_DOCUMENT SEGMENT_.
+++++
Statistical analysis
Epidata 3.0 software was used to enter data, and SPSS 17.0 software was used for single factor analysis and multivariate analysis. The R 3.5.1 software RandomForest command package is used for dimensionality reduction and initial screening of variables. We use the random forest algorithm to sort the importance of variables, run the sliding window sequential forward feature selection (SWSFS) process,14 plot the error rate graph, and combine the variables with the lowest error rate into the binary logistic regression model. Numerical data conforming to normal distributions were presented as means± standard deviation (SD); those not normally distributed were presented as medians (interquartile range, IQR). Mann-Whitney rank sum tests or Two-tailed Student’s t-tests for independent samples were performed to estimate differences between groups for continuous variables. The Chi-squared test and Fisher’s exact test were used to assess differences in categorical variables among groups. A two-tailed p value <0.05 was taken to be statistically significant.
+++++
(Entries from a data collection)
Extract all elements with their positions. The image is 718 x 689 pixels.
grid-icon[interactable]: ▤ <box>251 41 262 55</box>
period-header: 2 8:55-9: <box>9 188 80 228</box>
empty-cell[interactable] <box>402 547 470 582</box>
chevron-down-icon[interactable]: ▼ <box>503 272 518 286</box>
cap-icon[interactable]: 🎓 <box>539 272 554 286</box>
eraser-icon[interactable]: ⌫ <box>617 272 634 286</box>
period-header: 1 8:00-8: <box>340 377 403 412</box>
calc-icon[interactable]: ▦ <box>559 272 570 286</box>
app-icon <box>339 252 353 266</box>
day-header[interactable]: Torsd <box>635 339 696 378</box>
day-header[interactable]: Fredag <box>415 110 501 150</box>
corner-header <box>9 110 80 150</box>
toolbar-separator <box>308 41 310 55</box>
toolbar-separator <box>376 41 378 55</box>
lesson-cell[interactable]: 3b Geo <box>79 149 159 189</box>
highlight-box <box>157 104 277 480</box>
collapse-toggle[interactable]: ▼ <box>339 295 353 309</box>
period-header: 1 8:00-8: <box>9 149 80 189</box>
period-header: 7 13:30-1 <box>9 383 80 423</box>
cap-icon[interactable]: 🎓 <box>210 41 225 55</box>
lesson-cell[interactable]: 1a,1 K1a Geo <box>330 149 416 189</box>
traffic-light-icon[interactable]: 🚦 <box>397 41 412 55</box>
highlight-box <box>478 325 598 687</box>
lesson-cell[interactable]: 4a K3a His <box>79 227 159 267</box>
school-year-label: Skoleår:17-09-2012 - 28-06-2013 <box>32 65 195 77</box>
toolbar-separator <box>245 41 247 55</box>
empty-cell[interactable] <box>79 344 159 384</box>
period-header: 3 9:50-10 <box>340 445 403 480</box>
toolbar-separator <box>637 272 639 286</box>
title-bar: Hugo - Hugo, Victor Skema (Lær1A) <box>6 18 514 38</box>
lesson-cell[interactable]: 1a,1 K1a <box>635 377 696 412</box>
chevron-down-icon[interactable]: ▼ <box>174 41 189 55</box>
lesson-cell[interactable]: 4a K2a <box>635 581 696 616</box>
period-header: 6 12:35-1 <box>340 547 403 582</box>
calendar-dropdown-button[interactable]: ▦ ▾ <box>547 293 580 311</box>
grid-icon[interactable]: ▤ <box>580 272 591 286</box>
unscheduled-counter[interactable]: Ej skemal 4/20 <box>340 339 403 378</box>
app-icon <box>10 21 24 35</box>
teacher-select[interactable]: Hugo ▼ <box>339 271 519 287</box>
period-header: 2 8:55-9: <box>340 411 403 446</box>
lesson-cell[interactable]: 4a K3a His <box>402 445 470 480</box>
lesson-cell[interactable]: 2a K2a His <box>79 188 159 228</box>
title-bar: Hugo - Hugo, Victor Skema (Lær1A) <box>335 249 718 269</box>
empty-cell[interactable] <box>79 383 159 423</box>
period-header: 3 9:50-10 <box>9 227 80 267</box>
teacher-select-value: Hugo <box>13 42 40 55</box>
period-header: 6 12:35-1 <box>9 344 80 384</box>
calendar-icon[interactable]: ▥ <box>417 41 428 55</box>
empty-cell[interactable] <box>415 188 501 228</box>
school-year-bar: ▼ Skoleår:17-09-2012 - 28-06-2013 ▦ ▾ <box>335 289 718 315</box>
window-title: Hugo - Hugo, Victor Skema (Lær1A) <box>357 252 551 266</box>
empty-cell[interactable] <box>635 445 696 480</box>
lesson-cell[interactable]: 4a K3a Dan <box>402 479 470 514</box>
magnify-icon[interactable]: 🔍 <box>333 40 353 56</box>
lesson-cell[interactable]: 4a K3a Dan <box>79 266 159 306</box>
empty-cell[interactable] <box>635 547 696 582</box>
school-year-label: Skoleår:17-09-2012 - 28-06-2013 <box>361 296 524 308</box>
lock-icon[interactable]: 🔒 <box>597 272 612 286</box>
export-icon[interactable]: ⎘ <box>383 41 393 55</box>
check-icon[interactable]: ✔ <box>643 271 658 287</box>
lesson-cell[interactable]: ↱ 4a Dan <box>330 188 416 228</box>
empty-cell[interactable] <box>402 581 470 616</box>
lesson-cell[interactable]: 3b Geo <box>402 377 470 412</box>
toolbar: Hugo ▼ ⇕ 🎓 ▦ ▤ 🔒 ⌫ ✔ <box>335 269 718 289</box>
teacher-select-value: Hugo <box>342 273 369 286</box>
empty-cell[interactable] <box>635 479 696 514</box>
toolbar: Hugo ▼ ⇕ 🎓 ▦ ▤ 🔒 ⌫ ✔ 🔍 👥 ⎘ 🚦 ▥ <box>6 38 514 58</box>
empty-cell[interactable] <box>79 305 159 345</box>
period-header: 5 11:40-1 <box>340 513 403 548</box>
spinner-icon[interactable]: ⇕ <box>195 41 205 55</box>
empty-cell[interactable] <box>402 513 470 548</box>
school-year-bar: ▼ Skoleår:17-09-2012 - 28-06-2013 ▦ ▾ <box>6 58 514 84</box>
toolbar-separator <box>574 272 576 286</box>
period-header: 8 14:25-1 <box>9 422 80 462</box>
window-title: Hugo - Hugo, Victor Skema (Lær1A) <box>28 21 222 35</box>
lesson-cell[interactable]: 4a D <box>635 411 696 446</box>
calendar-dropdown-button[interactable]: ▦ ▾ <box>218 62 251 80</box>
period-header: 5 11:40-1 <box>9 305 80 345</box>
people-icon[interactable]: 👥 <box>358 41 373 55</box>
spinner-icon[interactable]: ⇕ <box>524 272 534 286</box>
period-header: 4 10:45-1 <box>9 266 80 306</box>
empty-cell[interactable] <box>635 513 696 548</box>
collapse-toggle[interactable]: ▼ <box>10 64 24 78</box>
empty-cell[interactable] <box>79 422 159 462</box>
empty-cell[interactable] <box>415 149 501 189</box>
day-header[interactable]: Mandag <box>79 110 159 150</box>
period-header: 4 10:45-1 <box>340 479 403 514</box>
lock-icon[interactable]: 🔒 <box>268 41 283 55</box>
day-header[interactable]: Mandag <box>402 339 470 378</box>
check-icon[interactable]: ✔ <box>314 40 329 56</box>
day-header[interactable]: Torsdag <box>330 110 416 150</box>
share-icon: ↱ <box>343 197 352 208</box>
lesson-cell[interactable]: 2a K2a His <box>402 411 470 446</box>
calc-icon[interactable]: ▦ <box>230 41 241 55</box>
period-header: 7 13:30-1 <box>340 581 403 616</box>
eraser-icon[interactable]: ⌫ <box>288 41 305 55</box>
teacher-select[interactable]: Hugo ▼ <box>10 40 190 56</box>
+++++
_TASK OBJECTIVE_. According to the statistical analysis passage, what threshold for a two-tailed p value was taken to indicate statistical significance?

_WORKED SOLUTION_. A two-tailed p value below 0.05.